[AIM] Repeat the records exactly. Every line must match.

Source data
+ + + + + + +
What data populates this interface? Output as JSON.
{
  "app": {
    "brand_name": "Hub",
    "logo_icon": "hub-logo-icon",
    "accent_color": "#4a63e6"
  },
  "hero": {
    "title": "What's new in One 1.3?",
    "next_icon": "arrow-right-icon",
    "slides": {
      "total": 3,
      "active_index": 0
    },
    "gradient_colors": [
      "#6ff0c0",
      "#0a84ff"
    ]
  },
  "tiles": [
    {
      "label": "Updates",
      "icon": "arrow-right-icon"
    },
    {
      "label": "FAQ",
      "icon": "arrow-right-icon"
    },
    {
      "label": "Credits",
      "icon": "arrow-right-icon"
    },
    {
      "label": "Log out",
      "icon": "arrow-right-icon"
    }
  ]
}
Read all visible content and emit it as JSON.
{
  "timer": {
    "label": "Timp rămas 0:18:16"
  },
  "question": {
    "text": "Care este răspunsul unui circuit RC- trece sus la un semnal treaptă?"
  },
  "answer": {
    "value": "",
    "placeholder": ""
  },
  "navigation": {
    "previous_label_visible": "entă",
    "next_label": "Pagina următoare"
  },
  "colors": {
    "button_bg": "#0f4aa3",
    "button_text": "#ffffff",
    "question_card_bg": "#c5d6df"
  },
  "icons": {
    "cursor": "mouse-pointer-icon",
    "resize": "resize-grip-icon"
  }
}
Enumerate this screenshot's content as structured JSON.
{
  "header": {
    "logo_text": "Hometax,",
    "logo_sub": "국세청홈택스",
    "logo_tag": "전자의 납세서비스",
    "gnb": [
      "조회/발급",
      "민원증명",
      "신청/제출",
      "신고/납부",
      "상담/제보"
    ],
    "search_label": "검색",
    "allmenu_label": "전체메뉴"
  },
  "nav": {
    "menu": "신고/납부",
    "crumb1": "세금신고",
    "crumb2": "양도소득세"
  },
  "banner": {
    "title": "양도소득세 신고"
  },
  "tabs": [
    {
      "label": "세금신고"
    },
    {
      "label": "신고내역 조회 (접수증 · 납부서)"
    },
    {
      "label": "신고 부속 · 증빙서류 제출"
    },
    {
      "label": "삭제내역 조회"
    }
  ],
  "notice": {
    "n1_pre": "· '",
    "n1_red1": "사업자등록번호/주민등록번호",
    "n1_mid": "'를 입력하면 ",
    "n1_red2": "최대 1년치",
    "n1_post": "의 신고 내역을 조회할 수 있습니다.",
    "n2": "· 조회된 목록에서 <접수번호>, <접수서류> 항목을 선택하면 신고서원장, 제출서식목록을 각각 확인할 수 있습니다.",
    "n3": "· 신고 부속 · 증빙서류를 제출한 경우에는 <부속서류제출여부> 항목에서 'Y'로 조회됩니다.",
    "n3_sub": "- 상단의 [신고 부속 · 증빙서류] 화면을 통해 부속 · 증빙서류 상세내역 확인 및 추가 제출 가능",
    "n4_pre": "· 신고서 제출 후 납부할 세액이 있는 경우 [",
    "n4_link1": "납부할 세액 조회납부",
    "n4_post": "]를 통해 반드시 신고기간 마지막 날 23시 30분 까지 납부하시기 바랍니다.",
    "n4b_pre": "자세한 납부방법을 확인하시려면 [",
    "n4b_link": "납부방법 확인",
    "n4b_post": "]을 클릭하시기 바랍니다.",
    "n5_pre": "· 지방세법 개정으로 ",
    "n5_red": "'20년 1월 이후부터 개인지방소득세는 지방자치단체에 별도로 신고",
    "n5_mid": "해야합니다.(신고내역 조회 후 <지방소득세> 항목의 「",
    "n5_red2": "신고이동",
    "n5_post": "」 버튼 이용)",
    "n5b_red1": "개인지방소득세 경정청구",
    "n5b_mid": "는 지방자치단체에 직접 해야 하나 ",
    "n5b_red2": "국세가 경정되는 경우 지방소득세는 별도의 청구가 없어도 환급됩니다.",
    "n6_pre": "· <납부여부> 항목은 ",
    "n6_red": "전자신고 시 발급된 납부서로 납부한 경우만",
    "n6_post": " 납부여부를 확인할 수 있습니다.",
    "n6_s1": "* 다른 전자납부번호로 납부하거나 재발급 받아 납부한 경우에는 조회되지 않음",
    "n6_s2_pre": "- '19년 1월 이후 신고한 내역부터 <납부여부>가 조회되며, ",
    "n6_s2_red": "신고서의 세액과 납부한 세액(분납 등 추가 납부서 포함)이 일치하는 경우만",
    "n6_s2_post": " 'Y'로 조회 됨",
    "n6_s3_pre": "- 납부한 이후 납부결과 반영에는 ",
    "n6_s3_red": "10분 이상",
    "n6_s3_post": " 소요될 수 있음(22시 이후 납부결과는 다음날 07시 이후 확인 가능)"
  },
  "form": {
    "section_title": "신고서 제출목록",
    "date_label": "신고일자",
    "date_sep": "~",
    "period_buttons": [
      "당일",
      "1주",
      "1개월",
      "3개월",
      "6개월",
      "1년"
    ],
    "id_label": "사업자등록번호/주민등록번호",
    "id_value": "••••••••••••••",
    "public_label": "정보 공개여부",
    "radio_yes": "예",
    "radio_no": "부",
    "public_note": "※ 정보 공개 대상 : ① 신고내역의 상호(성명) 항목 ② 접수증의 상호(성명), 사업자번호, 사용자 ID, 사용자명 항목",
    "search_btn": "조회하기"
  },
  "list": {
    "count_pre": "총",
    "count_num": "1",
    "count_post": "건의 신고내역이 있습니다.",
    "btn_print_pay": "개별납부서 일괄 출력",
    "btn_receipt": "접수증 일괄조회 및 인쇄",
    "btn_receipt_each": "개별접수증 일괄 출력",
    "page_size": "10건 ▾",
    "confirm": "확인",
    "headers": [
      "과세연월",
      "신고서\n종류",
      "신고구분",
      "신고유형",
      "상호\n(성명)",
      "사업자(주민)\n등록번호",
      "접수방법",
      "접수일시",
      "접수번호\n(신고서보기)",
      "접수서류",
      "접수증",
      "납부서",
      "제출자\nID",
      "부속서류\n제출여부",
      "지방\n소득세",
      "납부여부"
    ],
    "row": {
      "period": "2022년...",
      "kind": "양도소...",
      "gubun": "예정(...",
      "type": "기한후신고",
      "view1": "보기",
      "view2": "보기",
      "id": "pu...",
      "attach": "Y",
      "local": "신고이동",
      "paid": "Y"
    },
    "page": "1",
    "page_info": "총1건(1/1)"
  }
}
+ + + + + + +
[FINAL RESULT]
What data populates this interface? Output as JSON.
{
  "app": {
    "brand_name": "Hub",
    "logo_icon": "hub-logo-icon",
    "accent_color": "#4a63e6"
  },
  "hero": {
    "title": "What's new in One 1.3?",
    "next_icon": "arrow-right-icon",
    "slides": {
      "total": 3,
      "active_index": 0
    },
    "gradient_colors": [
      "#6ff0c0",
      "#0a84ff"
    ]
  },
  "tiles": [
    {
      "label": "Updates",
      "icon": "arrow-right-icon"
    },
    {
      "label": "FAQ",
      "icon": "arrow-right-icon"
    },
    {
      "label": "Credits",
      "icon": "arrow-right-icon"
    },
    {
      "label": "Log out",
      "icon": "arrow-right-icon"
    }
  ]
}
Read all visible content and emit it as JSON.
{
  "timer": {
    "label": "Timp rămas 0:18:16"
  },
  "question": {
    "text": "Care este răspunsul unui circuit RC- trece sus la un semnal treaptă?"
  },
  "answer": {
    "value": "",
    "placeholder": ""
  },
  "navigation": {
    "previous_label_visible": "entă",
    "next_label": "Pagina următoare"
  },
  "colors": {
    "button_bg": "#0f4aa3",
    "button_text": "#ffffff",
    "question_card_bg": "#c5d6df"
  },
  "icons": {
    "cursor": "mouse-pointer-icon",
    "resize": "resize-grip-icon"
  }
}
Enumerate this screenshot's content as structured JSON.
{
  "header": {
    "logo_text": "Hometax,",
    "logo_sub": "국세청홈택스",
    "logo_tag": "전자의 납세서비스",
    "gnb": [
      "조회/발급",
      "민원증명",
      "신청/제출",
      "신고/납부",
      "상담/제보"
    ],
    "search_label": "검색",
    "allmenu_label": "전체메뉴"
  },
  "nav": {
    "menu": "신고/납부",
    "crumb1": "세금신고",
    "crumb2": "양도소득세"
  },
  "banner": {
    "title": "양도소득세 신고"
  },
  "tabs": [
    {
      "label": "세금신고"
    },
    {
      "label": "신고내역 조회 (접수증 · 납부서)"
    },
    {
      "label": "신고 부속 · 증빙서류 제출"
    },
    {
      "label": "삭제내역 조회"
    }
  ],
  "notice": {
    "n1_pre": "· '",
    "n1_red1": "사업자등록번호/주민등록번호",
    "n1_mid": "'를 입력하면 ",
    "n1_red2": "최대 1년치",
    "n1_post": "의 신고 내역을 조회할 수 있습니다.",
    "n2": "· 조회된 목록에서 <접수번호>, <접수서류> 항목을 선택하면 신고서원장, 제출서식목록을 각각 확인할 수 있습니다.",
    "n3": "· 신고 부속 · 증빙서류를 제출한 경우에는 <부속서류제출여부> 항목에서 'Y'로 조회됩니다.",
    "n3_sub": "- 상단의 [신고 부속 · 증빙서류] 화면을 통해 부속 · 증빙서류 상세내역 확인 및 추가 제출 가능",
    "n4_pre": "· 신고서 제출 후 납부할 세액이 있는 경우 [",
    "n4_link1": "납부할 세액 조회납부",
    "n4_post": "]를 통해 반드시 신고기간 마지막 날 23시 30분 까지 납부하시기 바랍니다.",
    "n4b_pre": "자세한 납부방법을 확인하시려면 [",
    "n4b_link": "납부방법 확인",
    "n4b_post": "]을 클릭하시기 바랍니다.",
    "n5_pre": "· 지방세법 개정으로 ",
    "n5_red": "'20년 1월 이후부터 개인지방소득세는 지방자치단체에 별도로 신고",
    "n5_mid": "해야합니다.(신고내역 조회 후 <지방소득세> 항목의 「",
    "n5_red2": "신고이동",
    "n5_post": "」 버튼 이용)",
    "n5b_red1": "개인지방소득세 경정청구",
    "n5b_mid": "는 지방자치단체에 직접 해야 하나 ",
    "n5b_red2": "국세가 경정되는 경우 지방소득세는 별도의 청구가 없어도 환급됩니다.",
    "n6_pre": "· <납부여부> 항목은 ",
    "n6_red": "전자신고 시 발급된 납부서로 납부한 경우만",
    "n6_post": " 납부여부를 확인할 수 있습니다.",
    "n6_s1": "* 다른 전자납부번호로 납부하거나 재발급 받아 납부한 경우에는 조회되지 않음",
    "n6_s2_pre": "- '19년 1월 이후 신고한 내역부터 <납부여부>가 조회되며, ",
    "n6_s2_red": "신고서의 세액과 납부한 세액(분납 등 추가 납부서 포함)이 일치하는 경우만",
    "n6_s2_post": " 'Y'로 조회 됨",
    "n6_s3_pre": "- 납부한 이후 납부결과 반영에는 ",
    "n6_s3_red": "10분 이상",
    "n6_s3_post": " 소요될 수 있음(22시 이후 납부결과는 다음날 07시 이후 확인 가능)"
  },
  "form": {
    "section_title": "신고서 제출목록",
    "date_label": "신고일자",
    "date_sep": "~",
    "period_buttons": [
      "당일",
      "1주",
      "1개월",
      "3개월",
      "6개월",
      "1년"
    ],
    "id_label": "사업자등록번호/주민등록번호",
    "id_value": "••••••••••••••",
    "public_label": "정보 공개여부",
    "radio_yes": "예",
    "radio_no": "부",
    "public_note": "※ 정보 공개 대상 : ① 신고내역의 상호(성명) 항목 ② 접수증의 상호(성명), 사업자번호, 사용자 ID, 사용자명 항목",
    "search_btn": "조회하기"
  },
  "list": {
    "count_pre": "총",
    "count_num": "1",
    "count_post": "건의 신고내역이 있습니다.",
    "btn_print_pay": "개별납부서 일괄 출력",
    "btn_receipt": "접수증 일괄조회 및 인쇄",
    "btn_receipt_each": "개별접수증 일괄 출력",
    "page_size": "10건 ▾",
    "confirm": "확인",
    "headers": [
      "과세연월",
      "신고서\n종류",
      "신고구분",
      "신고유형",
      "상호\n(성명)",
      "사업자(주민)\n등록번호",
      "접수방법",
      "접수일시",
      "접수번호\n(신고서보기)",
      "접수서류",
      "접수증",
      "납부서",
      "제출자\nID",
      "부속서류\n제출여부",
      "지방\n소득세",
      "납부여부"
    ],
    "row": {
      "period": "2022년...",
      "kind": "양도소...",
      "gubun": "예정(...",
      "type": "기한후신고",
      "view1": "보기",
      "view2": "보기",
      "id": "pu...",
      "attach": "Y",
      "local": "신고이동",
      "paid": "Y"
    },
    "page": "1",
    "page_info": "총1건(1/1)"
  }
}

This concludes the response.